* [Source records]
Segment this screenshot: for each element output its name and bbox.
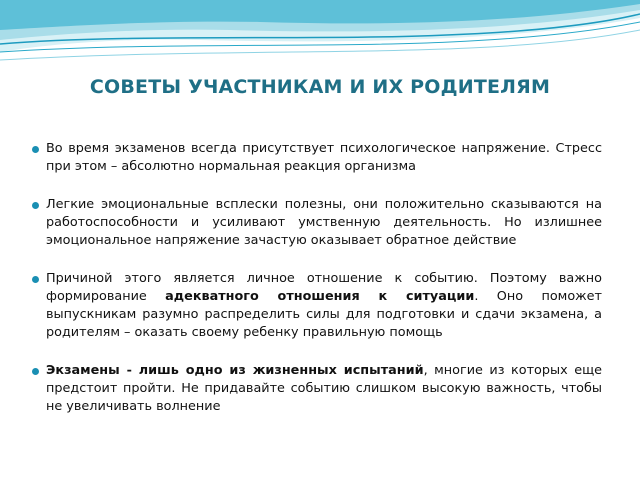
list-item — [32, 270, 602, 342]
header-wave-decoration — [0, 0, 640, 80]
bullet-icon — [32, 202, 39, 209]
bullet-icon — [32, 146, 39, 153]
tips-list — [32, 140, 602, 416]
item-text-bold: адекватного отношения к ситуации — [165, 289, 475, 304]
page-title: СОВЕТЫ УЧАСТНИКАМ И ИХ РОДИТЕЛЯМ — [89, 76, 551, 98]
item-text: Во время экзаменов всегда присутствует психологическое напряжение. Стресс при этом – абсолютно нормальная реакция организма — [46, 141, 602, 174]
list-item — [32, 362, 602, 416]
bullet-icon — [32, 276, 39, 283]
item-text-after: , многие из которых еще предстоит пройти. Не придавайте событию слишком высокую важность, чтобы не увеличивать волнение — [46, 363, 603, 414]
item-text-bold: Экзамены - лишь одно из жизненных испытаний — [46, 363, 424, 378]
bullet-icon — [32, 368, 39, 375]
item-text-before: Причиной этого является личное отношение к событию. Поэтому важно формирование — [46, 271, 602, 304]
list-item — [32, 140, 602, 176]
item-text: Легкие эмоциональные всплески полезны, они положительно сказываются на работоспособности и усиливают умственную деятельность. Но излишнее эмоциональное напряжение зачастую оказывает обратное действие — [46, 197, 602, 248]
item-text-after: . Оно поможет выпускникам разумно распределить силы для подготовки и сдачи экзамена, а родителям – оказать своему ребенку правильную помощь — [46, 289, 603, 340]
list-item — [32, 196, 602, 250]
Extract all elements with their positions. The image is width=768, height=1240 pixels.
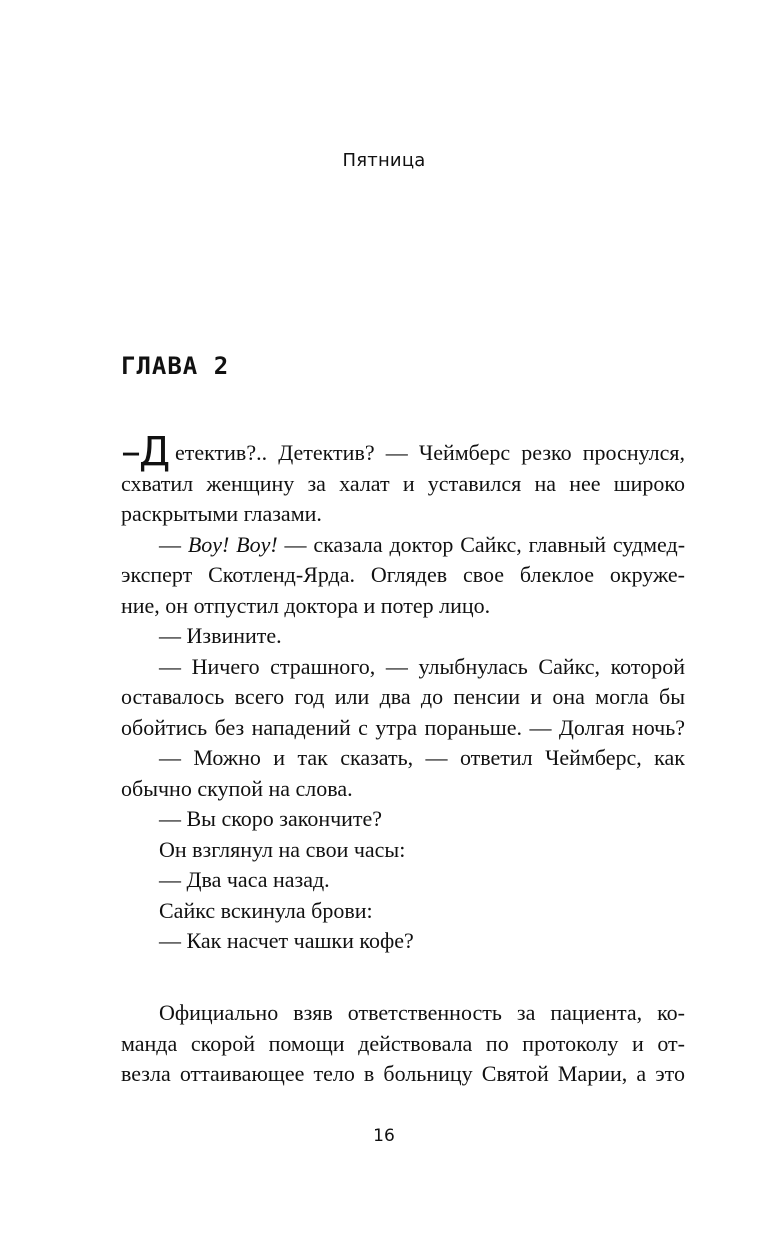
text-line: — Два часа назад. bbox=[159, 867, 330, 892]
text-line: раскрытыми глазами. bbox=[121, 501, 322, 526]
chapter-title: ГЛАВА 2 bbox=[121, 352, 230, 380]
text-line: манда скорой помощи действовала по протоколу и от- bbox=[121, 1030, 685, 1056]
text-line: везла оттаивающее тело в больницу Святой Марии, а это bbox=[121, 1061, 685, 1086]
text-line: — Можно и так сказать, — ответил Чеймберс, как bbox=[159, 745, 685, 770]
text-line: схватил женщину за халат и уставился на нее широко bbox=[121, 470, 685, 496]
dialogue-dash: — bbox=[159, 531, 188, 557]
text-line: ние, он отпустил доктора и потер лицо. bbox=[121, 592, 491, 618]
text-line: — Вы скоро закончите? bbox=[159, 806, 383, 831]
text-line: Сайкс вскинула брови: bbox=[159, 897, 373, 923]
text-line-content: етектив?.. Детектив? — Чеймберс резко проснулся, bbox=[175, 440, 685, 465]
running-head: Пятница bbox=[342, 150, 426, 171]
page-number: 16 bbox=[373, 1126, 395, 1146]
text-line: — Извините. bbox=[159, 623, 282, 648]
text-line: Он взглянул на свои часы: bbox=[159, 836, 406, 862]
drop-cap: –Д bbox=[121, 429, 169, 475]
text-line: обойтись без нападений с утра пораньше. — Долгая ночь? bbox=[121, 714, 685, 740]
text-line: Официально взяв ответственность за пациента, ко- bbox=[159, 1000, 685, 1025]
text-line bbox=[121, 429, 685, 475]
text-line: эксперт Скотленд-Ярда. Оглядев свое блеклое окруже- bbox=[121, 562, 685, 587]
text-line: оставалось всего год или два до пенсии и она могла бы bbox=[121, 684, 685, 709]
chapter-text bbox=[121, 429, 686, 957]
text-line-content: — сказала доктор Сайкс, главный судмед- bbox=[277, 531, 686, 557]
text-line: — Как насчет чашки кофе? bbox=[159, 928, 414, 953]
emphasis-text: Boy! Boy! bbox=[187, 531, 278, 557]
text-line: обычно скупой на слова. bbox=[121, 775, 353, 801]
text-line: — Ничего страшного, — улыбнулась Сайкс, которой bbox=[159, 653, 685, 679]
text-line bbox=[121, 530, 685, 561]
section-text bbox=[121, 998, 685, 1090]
...
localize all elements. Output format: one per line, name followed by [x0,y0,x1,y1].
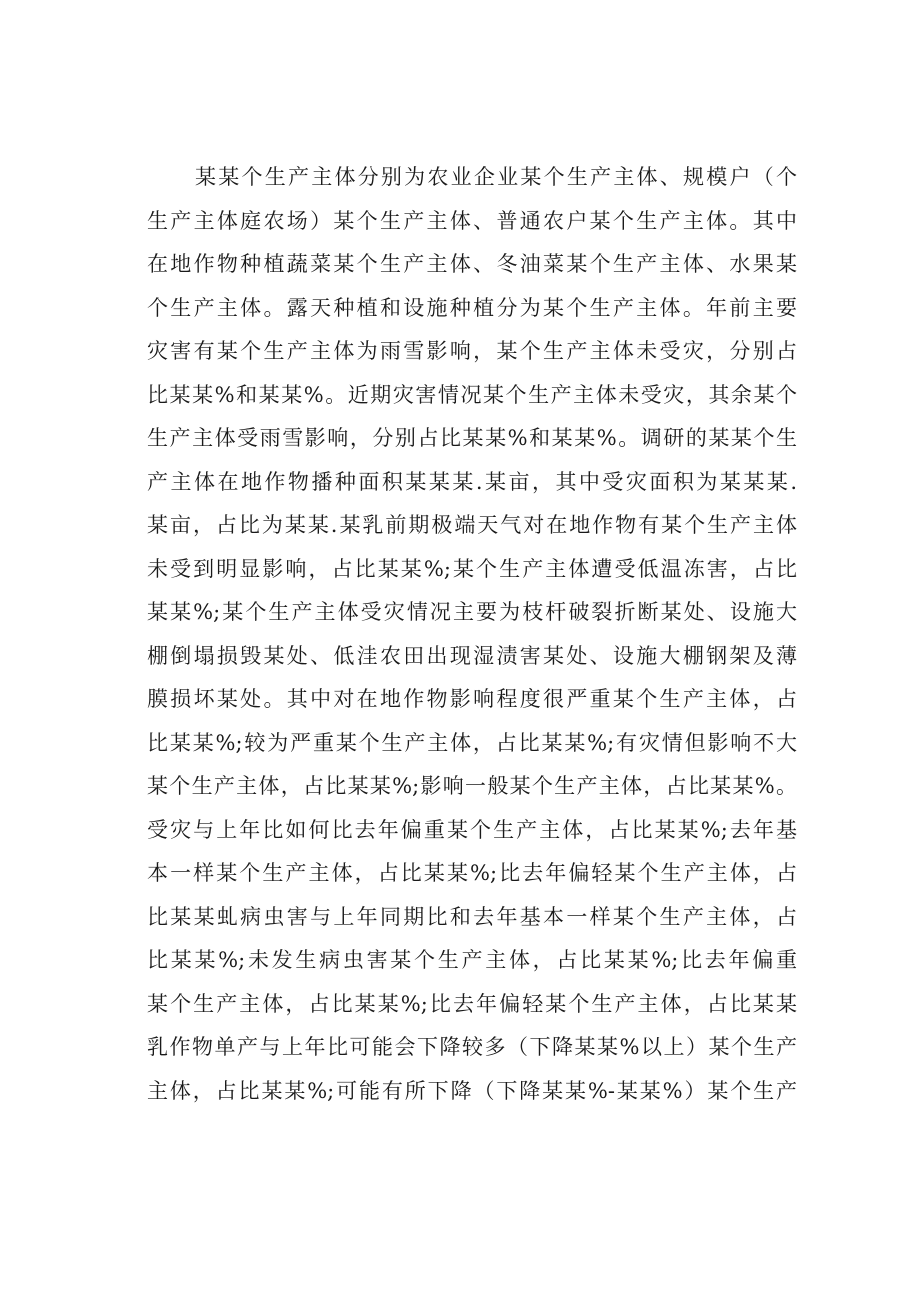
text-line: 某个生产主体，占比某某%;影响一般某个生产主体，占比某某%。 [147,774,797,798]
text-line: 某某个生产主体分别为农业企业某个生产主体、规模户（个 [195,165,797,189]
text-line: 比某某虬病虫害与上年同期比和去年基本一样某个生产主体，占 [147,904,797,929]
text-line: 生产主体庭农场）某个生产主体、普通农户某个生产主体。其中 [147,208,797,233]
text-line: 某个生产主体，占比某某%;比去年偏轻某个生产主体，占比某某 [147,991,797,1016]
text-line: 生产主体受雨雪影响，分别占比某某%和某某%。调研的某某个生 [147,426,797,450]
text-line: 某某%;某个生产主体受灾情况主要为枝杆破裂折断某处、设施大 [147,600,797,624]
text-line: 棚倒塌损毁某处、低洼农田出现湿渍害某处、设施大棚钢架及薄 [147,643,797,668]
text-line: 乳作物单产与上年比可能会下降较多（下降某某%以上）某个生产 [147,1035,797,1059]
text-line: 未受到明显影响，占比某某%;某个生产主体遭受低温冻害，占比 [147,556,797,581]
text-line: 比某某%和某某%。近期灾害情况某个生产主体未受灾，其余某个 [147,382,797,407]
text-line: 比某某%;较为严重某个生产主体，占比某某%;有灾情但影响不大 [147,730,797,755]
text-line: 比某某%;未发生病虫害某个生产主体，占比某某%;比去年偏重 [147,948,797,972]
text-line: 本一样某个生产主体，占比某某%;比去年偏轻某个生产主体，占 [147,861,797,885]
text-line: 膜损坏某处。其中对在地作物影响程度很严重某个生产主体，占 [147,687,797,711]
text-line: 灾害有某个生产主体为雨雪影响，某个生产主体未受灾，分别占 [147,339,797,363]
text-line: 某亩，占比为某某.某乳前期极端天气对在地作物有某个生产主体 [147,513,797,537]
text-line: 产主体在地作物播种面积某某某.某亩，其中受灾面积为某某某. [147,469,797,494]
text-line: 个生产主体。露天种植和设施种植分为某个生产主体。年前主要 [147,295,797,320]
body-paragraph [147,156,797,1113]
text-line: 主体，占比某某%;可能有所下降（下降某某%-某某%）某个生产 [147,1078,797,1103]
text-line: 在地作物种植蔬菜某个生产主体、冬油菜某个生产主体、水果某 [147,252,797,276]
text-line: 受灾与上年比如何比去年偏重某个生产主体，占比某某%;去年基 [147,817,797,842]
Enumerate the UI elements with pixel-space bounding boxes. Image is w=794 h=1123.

* [Directions]
Copy out the records from the line with "text-line: — Два" up to and including the line with "text-line bbox=[121, 429, 685, 475]", keeping every character as it appears.

* [Exercise output]
text-line: — Два часа назад. bbox=[159, 867, 330, 892]
text-line: раскрытыми глазами. bbox=[121, 501, 322, 526]
chapter-title: ГЛАВА 2 bbox=[121, 352, 230, 380]
text-line: манда скорой помощи действовала по протоколу и от- bbox=[121, 1030, 685, 1056]
text-line: везла оттаивающее тело в больницу Святой Марии, а это bbox=[121, 1061, 685, 1086]
text-line: — Можно и так сказать, — ответил Чеймберс, как bbox=[159, 745, 685, 770]
text-line: схватил женщину за халат и уставился на нее широко bbox=[121, 470, 685, 496]
dialogue-dash: — bbox=[159, 531, 188, 557]
text-line: ние, он отпустил доктора и потер лицо. bbox=[121, 592, 491, 618]
text-line: — Вы скоро закончите? bbox=[159, 806, 383, 831]
text-line: Сайкс вскинула брови: bbox=[159, 897, 373, 923]
text-line-content: етектив?.. Детектив? — Чеймберс резко проснулся, bbox=[175, 440, 685, 465]
running-head: Пятница bbox=[342, 150, 426, 171]
page-number: 16 bbox=[373, 1126, 395, 1146]
text-line: — Извините. bbox=[159, 623, 282, 648]
text-line: Он взглянул на свои часы: bbox=[159, 836, 406, 862]
drop-cap: –Д bbox=[121, 429, 169, 475]
text-line: обойтись без нападений с утра пораньше. — Долгая ночь? bbox=[121, 714, 685, 740]
text-line: Официально взяв ответственность за пациента, ко- bbox=[159, 1000, 685, 1025]
text-line bbox=[121, 429, 685, 475]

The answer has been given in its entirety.